[begin Passage shown]

Please research it, but from my understanding this would allow you to do anything you want with the land without the county being able to lawfully limit its use.

----------


## Meatwasp

> You may want to look into Patent Land:
> http://www.teamlaw.org/PatentHowTo.htm
> 
> Please research it, but from my understanding this would allow you to do anything you want with the land without the county being able to lawfully limit its use.


I have patent land. Thanks for the info, will check into it.

----------


## VBRonPaulFan

make it a manure storage facility and refuse to shut it down until they give you a permit

----------


## pcosmar

Look him up. 
http://en.wikipedia.org/wiki/Marvin_Heemeyer

----------


## angelatc

> Another option might be to find ways to utilize the land anyway.


Rent it to a farmer.   Or make friends with the neighbors. They might have some ideas.

[end Passage shown]

* _Set problem A_
Copy the entries word for word, from the line with "processing-element: PE <box>257 373" up to and including the line with "ndrange-grid: ○ ○".

[begin Listed records]

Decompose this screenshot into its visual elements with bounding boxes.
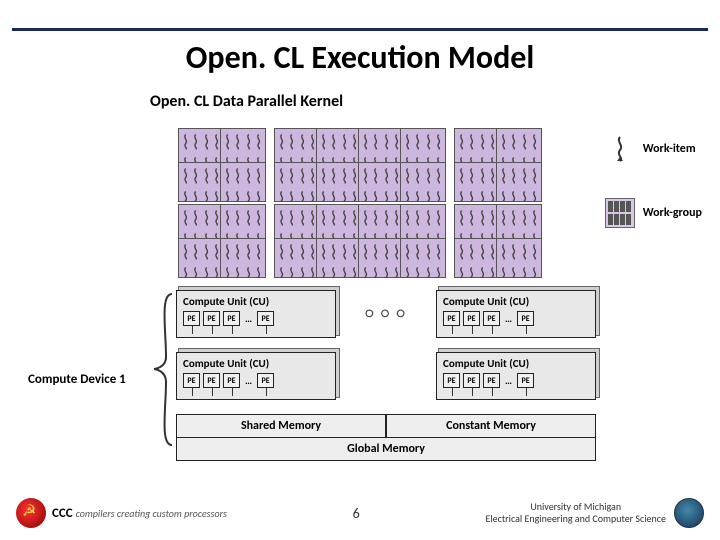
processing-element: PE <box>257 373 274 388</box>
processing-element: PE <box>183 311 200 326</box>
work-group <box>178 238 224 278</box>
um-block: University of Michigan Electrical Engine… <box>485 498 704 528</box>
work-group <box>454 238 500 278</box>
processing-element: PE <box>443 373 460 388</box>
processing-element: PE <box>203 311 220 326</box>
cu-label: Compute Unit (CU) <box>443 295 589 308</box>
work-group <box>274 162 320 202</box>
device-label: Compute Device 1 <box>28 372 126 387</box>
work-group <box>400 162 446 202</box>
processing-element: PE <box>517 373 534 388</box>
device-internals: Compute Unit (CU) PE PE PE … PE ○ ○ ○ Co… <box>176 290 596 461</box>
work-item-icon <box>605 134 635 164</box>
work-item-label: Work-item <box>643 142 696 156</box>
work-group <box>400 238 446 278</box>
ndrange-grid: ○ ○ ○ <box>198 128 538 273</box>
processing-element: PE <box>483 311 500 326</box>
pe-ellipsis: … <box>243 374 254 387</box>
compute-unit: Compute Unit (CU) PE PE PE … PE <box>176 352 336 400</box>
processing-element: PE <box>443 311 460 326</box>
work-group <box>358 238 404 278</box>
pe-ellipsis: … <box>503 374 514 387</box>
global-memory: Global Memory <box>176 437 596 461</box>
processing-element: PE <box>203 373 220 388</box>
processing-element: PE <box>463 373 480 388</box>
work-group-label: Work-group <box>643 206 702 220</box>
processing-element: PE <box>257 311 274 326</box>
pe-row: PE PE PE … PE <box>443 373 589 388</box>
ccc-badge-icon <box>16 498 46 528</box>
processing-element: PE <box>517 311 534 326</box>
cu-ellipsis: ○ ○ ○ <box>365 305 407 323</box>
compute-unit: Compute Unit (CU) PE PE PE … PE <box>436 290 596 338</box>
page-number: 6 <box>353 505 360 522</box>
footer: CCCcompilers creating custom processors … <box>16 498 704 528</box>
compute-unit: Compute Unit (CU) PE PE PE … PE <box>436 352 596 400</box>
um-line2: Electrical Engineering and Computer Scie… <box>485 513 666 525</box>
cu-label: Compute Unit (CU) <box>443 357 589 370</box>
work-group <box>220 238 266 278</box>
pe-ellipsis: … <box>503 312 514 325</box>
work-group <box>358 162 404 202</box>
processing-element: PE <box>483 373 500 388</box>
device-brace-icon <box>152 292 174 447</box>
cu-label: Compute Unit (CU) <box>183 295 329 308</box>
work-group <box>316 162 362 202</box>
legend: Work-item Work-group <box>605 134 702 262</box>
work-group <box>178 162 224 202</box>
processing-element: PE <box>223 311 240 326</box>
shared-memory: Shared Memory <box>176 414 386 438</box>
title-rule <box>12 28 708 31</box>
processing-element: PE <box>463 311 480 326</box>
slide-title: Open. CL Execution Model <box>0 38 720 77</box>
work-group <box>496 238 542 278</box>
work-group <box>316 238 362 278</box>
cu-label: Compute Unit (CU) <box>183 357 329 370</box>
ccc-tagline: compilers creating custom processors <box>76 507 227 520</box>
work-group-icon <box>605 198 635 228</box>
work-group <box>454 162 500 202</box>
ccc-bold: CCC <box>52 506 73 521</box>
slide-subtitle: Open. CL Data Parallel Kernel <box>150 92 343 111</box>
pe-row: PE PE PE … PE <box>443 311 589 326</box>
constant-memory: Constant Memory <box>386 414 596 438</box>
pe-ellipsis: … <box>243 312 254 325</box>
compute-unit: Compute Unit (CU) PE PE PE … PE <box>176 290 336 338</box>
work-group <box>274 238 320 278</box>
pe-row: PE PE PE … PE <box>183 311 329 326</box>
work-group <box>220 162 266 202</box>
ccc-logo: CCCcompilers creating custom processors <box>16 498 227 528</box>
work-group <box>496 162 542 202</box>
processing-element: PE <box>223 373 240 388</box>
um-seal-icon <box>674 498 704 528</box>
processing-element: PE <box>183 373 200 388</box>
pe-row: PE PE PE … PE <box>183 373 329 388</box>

[end Listed records]

* _Set problem B_
In the forum thread on land use, what kind of land does Meatwasp say they already have?

* _Expected answer A_
processing-element: PE <box>257 373 274 388</box>
processing-element: PE <box>183 311 200 326</box>
work-group <box>178 238 224 278</box>
um-block: University of Michigan Electrical Engine… <box>485 498 704 528</box>
work-group <box>454 238 500 278</box>
processing-element: PE <box>443 373 460 388</box>
processing-element: PE <box>203 311 220 326</box>
cu-label: Compute Unit (CU) <box>443 295 589 308</box>
work-group <box>274 162 320 202</box>
device-label: Compute Device 1 <box>28 372 126 387</box>
work-group <box>400 162 446 202</box>
processing-element: PE <box>517 373 534 388</box>
device-internals: Compute Unit (CU) PE PE PE … PE ○ ○ ○ Co… <box>176 290 596 461</box>
work-item-icon <box>605 134 635 164</box>
work-item-label: Work-item <box>643 142 696 156</box>
work-group <box>400 238 446 278</box>
ndrange-grid: ○ ○ ○ <box>198 128 538 273</box>

* _Expected answer B_
Patent land.